» Dataset extract
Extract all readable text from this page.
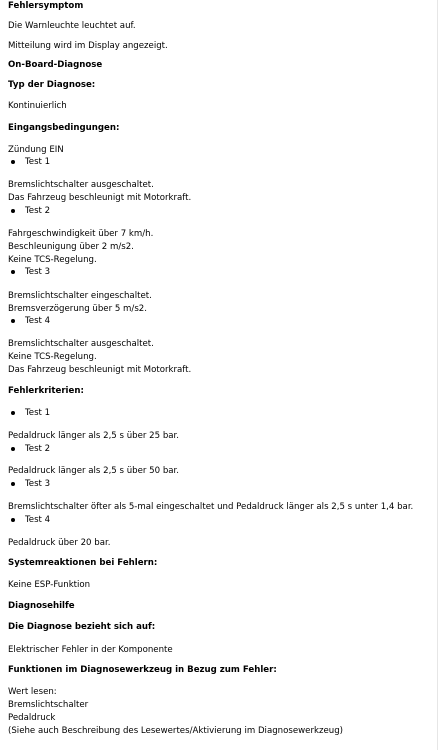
Fehlersymptom
Die Warnleuchte leuchtet auf.
Mitteilung wird im Display angezeigt.
On-Board-Diagnose
Typ der Diagnose:
Kontinuierlich
Eingangsbedingungen:
Zündung EIN
Test 1
Bremslichtschalter ausgeschaltet.
Das Fahrzeug beschleunigt mit Motorkraft.
Test 2
Fahrgeschwindigkeit über 7 km/h.
Beschleunigung über 2 m/s2.
Keine TCS-Regelung.
Test 3
Bremslichtschalter eingeschaltet.
Bremsverzögerung über 5 m/s2.
Test 4
Bremslichtschalter ausgeschaltet.
Keine TCS-Regelung.
Das Fahrzeug beschleunigt mit Motorkraft.
Fehlerkriterien:
Test 1
Pedaldruck länger als 2,5 s über 25 bar.
Test 2
Pedaldruck länger als 2,5 s über 50 bar.
Test 3
Bremslichtschalter öfter als 5-mal eingeschaltet und Pedaldruck länger als 2,5 s unter 1,4 bar.
Test 4
Pedaldruck über 20 bar.
Systemreaktionen bei Fehlern:
Keine ESP-Funktion
Diagnosehilfe
Die Diagnose bezieht sich auf:
Elektrischer Fehler in der Komponente
Funktionen im Diagnosewerkzeug in Bezug zum Fehler:
Wert lesen:
Bremslichtschalter
Pedaldruck
(Siehe auch Beschreibung des Lesewertes/Aktivierung im Diagnosewerkzeug)
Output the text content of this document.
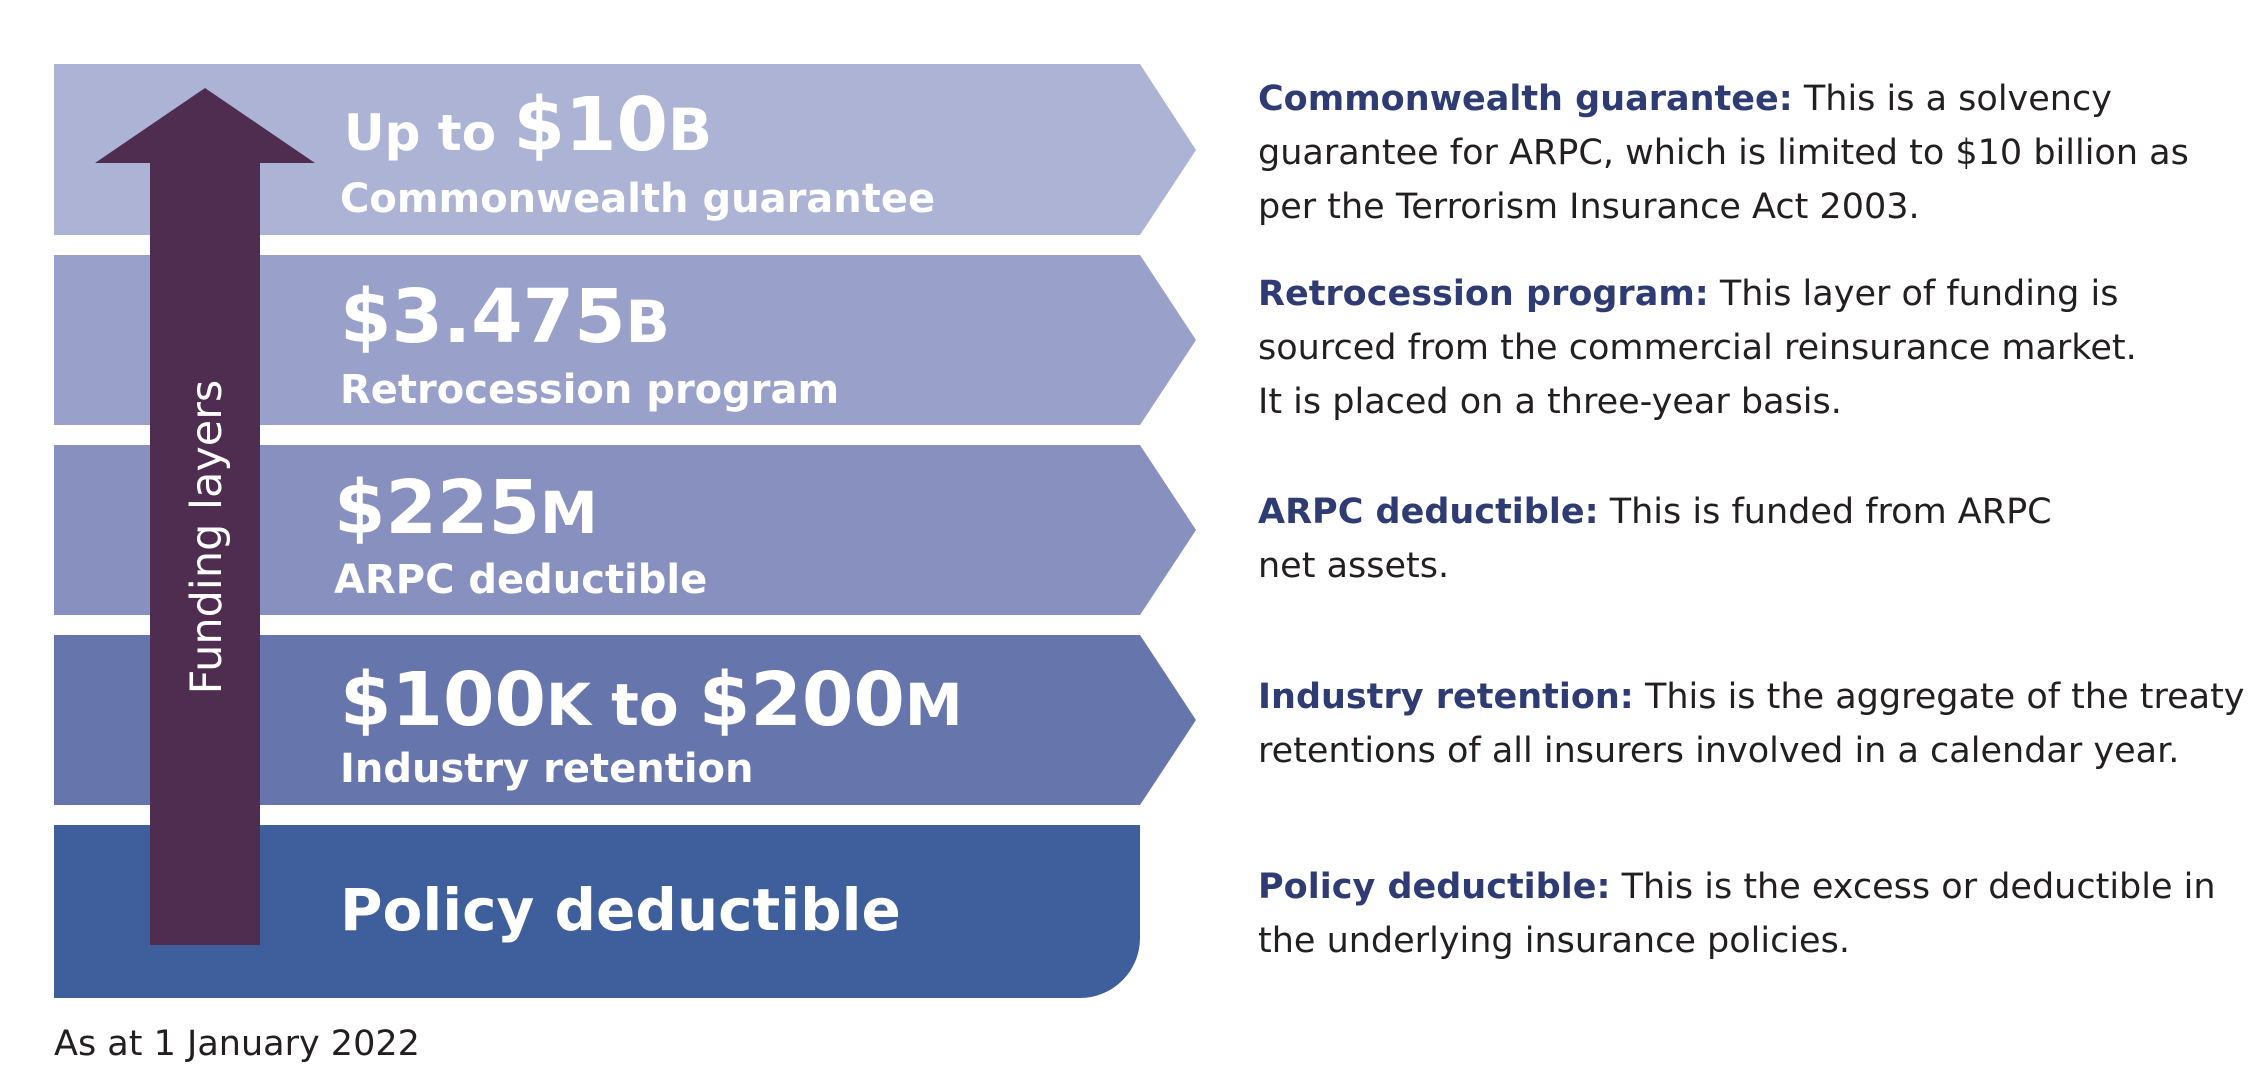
Funding layers
Up to $10B
Commonwealth guarantee
$3.475B
Retrocession program
$225M
ARPC deductible
$100K to $200M
Industry retention
Policy deductible
Commonwealth guarantee: This is a solvency
guarantee for ARPC, which is limited to $10 billion as
per the Terrorism Insurance Act 2003.
Retrocession program: This layer of funding is
sourced from the commercial reinsurance market.
It is placed on a three-year basis.
ARPC deductible: This is funded from ARPC
net assets.
Industry retention: This is the aggregate of the treaty
retentions of all insurers involved in a calendar year.
Policy deductible: This is the excess or deductible in
the underlying insurance policies.
As at 1 January 2022
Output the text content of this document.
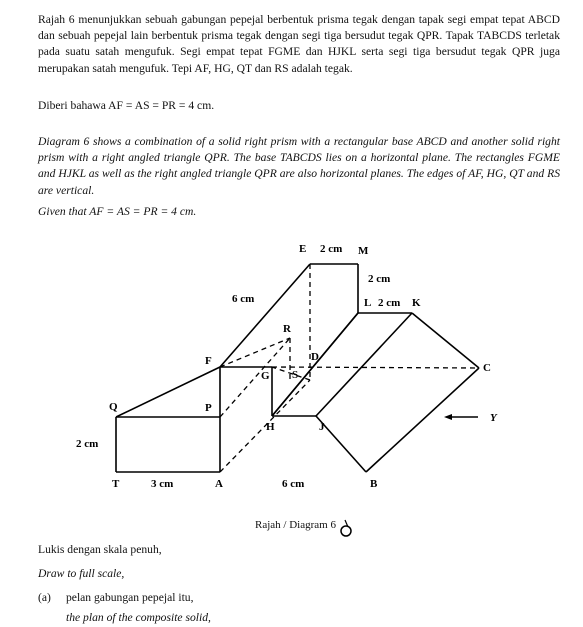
Rajah 6 menunjukkan sebuah gabungan pepejal berbentuk prisma tegak dengan tapak segi empat tepat ABCD dan sebuah pepejal lain berbentuk prisma tegak dengan segi tiga bersudut tegak QPR. Tapak TABCDS terletak pada suatu satah mengufuk. Segi empat tepat FGME dan HJKL serta segi tiga bersudut tegak QPR juga merupakan satah mengufuk. Tepi AF, HG, QT dan RS adalah tegak.
Diberi bahawa AF = AS = PR = 4 cm.
Diagram 6 shows a combination of a solid right prism with a rectangular base ABCD and another solid right prism with a right angled triangle QPR. The base TABCDS lies on a horizontal plane. The rectangles FGME and HJKL as well as the right angled triangle QPR are also horizontal planes. The edges of AF, HG, QT and RS are vertical.
Given that AF = AS = PR = 4 cm.
E 2 cm M
2 cm
L 2 cm K
6 cm
R
F
G S
D
C
Q	P
H	J
Y
2 cm
T	3 cm	A	6 cm	B
Rajah / Diagram 6
Lukis dengan skala penuh,
Draw to full scale,
(a) pelan gabungan pepejal itu,
the plan of the composite solid,
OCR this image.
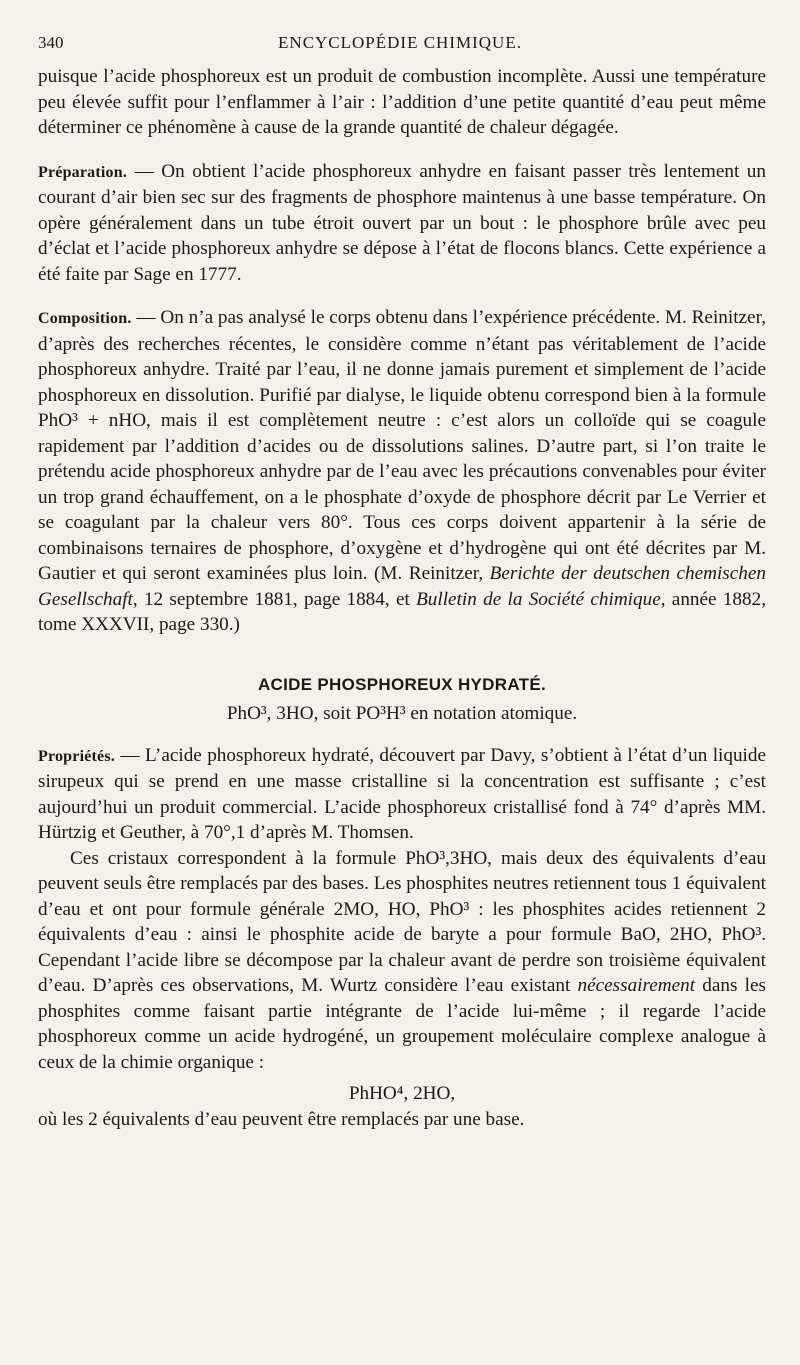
340	ENCYCLOPÉDIE CHIMIQUE.

puisque l’acide phosphoreux est un produit de combustion incomplète. Aussi une température peu élevée suffit pour l’enflammer à l’air : l’addition d’une petite quantité d’eau peut même déterminer ce phénomène à cause de la grande quantité de chaleur dégagée.

Préparation. — On obtient l’acide phosphoreux anhydre en faisant passer très lentement un courant d’air bien sec sur des fragments de phosphore maintenus à une basse température. On opère généralement dans un tube étroit ouvert par un bout : le phosphore brûle avec peu d’éclat et l’acide phosphoreux anhydre se dépose à l’état de flocons blancs. Cette expérience a été faite par Sage en 1777.

Composition. — On n’a pas analysé le corps obtenu dans l’expérience précédente. M. Reinitzer, d’après des recherches récentes, le considère comme n’étant pas véritablement de l’acide phosphoreux anhydre. Traité par l’eau, il ne donne jamais purement et simplement de l’acide phosphoreux en dissolution. Purifié par dialyse, le liquide obtenu correspond bien à la formule PhO³ + nHO, mais il est complètement neutre : c’est alors un colloïde qui se coagule rapidement par l’addition d’acides ou de dissolutions salines. D’autre part, si l’on traite le prétendu acide phosphoreux anhydre par de l’eau avec les précautions convenables pour éviter un trop grand échauffement, on a le phosphate d’oxyde de phosphore décrit par Le Verrier et se coagulant par la chaleur vers 80°. Tous ces corps doivent appartenir à la série de combinaisons ternaires de phosphore, d’oxygène et d’hydrogène qui ont été décrites par M. Gautier et qui seront examinées plus loin. (M. Reinitzer, Berichte der deutschen chemischen Gesellschaft, 12 septembre 1881, page 1884, et Bulletin de la Société chimique, année 1882, tome XXXVII, page 330.)

ACIDE PHOSPHOREUX HYDRATÉ.
PhO³, 3HO, soit PO³H³ en notation atomique.

Propriétés. — L’acide phosphoreux hydraté, découvert par Davy, s’obtient à l’état d’un liquide sirupeux qui se prend en une masse cristalline si la concentration est suffisante ; c’est aujourd’hui un produit commercial. L’acide phosphoreux cristallisé fond à 74° d’après MM. Hürtzig et Geuther, à 70°,1 d’après M. Thomsen.

Ces cristaux correspondent à la formule PhO³,3HO, mais deux des équivalents d’eau peuvent seuls être remplacés par des bases. Les phosphites neutres retiennent tous 1 équivalent d’eau et ont pour formule générale 2MO, HO, PhO³ : les phosphites acides retiennent 2 équivalents d’eau : ainsi le phosphite acide de baryte a pour formule BaO, 2HO, PhO³. Cependant l’acide libre se décompose par la chaleur avant de perdre son troisième équivalent d’eau. D’après ces observations, M. Wurtz considère l’eau existant nécessairement dans les phosphites comme faisant partie intégrante de l’acide lui-même ; il regarde l’acide phosphoreux comme un acide hydrogéné, un groupement moléculaire complexe analogue à ceux de la chimie organique :

PhHO⁴, 2HO,

où les 2 équivalents d’eau peuvent être remplacés par une base.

» Problem details
Which lines of the material contain the string "FGME"? List each of them.

» Result of this exercise
Rajah 6 menunjukkan sebuah gabungan pepejal berbentuk prisma tegak dengan tapak segi empat tepat ABCD dan sebuah pepejal lain berbentuk prisma tegak dengan segi tiga bersudut tegak QPR. Tapak TABCDS terletak pada suatu satah mengufuk. Segi empat tepat FGME dan HJKL serta segi tiga bersudut tegak QPR juga merupakan satah mengufuk. Tepi AF, HG, QT dan RS adalah tegak.
Diagram 6 shows a combination of a solid right prism with a rectangular base ABCD and another solid right prism with a right angled triangle QPR. The base TABCDS lies on a horizontal plane. The rectangles FGME and HJKL as well as the right angled triangle QPR are also horizontal planes. The edges of AF, HG, QT and RS are vertical.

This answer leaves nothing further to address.